━━━━━ The input ━━━━━

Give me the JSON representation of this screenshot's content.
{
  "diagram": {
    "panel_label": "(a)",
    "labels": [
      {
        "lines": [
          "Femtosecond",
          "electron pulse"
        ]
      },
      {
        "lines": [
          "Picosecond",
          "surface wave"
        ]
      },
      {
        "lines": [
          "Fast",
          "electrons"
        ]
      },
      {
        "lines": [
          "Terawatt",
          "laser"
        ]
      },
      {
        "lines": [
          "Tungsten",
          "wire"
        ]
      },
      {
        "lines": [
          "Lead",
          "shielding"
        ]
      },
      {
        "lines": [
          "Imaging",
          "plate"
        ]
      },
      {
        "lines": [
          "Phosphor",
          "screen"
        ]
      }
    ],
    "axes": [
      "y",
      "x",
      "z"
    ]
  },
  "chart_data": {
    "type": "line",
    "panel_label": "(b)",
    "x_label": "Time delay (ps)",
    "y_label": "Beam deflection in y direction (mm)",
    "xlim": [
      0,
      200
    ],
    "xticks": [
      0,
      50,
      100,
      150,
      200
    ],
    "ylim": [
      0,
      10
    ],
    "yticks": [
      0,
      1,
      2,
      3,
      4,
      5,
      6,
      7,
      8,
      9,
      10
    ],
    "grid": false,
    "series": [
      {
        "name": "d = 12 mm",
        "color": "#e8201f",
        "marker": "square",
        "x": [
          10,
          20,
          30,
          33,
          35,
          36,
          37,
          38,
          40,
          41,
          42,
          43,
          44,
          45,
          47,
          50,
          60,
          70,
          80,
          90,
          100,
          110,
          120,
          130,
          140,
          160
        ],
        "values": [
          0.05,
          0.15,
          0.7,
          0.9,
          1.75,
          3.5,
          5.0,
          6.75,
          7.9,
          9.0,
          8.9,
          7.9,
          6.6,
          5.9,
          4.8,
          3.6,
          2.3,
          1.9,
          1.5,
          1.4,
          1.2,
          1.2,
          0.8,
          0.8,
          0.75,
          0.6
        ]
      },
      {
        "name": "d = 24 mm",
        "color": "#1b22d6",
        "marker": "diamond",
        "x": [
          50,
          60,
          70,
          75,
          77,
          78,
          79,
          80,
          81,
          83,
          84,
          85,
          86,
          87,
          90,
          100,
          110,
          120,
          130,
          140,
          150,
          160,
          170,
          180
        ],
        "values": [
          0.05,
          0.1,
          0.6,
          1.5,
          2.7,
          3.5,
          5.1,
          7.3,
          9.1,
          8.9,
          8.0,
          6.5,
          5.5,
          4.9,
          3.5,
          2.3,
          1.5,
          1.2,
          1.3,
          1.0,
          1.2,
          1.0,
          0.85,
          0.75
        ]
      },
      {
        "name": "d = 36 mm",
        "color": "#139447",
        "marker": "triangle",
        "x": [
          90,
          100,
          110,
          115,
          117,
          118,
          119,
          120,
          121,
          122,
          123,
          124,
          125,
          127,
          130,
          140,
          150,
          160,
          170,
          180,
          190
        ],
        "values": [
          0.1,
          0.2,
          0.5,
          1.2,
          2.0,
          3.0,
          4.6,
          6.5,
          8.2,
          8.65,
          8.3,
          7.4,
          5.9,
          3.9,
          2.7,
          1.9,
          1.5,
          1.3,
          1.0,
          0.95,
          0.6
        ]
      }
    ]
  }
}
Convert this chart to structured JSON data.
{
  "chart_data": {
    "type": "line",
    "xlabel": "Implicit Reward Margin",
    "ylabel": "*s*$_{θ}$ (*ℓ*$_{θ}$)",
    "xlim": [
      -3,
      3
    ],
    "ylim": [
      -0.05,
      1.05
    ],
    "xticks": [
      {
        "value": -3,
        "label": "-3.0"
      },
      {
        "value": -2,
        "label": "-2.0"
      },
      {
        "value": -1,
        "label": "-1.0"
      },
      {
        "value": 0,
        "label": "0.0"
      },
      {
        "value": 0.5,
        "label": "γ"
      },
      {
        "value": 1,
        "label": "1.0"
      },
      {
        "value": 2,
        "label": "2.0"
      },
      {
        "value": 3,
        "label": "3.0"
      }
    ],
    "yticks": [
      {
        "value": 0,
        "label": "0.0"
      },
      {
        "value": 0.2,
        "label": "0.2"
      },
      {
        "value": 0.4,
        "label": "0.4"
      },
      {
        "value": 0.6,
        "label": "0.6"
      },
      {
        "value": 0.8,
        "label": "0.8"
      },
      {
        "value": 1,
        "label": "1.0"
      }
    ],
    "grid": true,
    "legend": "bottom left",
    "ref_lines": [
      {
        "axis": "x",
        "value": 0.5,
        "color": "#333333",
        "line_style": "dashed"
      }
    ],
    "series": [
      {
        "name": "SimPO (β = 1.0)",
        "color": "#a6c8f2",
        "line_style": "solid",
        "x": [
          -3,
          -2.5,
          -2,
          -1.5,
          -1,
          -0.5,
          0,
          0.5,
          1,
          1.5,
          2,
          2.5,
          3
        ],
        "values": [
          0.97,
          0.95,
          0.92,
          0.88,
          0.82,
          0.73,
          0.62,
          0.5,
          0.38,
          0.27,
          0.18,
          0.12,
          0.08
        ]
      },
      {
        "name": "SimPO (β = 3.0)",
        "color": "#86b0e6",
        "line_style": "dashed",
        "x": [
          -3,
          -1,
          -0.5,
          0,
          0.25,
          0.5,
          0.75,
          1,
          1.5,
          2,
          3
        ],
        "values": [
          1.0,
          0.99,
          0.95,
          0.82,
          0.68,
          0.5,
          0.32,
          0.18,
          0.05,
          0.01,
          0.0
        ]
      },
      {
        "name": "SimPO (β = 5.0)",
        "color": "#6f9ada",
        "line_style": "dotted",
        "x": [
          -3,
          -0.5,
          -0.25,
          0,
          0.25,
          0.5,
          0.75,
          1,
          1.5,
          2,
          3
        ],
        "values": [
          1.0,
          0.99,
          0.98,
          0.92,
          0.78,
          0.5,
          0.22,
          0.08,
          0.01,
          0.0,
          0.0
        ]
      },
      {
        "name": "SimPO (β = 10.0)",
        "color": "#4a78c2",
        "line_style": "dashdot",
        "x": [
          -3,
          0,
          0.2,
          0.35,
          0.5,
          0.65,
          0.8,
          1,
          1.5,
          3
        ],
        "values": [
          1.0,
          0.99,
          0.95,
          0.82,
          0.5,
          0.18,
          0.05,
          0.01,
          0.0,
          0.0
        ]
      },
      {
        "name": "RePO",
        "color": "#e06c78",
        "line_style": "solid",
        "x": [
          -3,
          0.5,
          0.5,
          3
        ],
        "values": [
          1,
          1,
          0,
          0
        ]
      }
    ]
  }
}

━━━━━

# Exercise prompt
Search the data for the string "this" and copy each line where it appears.

# Expected answer
Give me the JSON representation of this screenshot's content.
Convert this chart to structured JSON data.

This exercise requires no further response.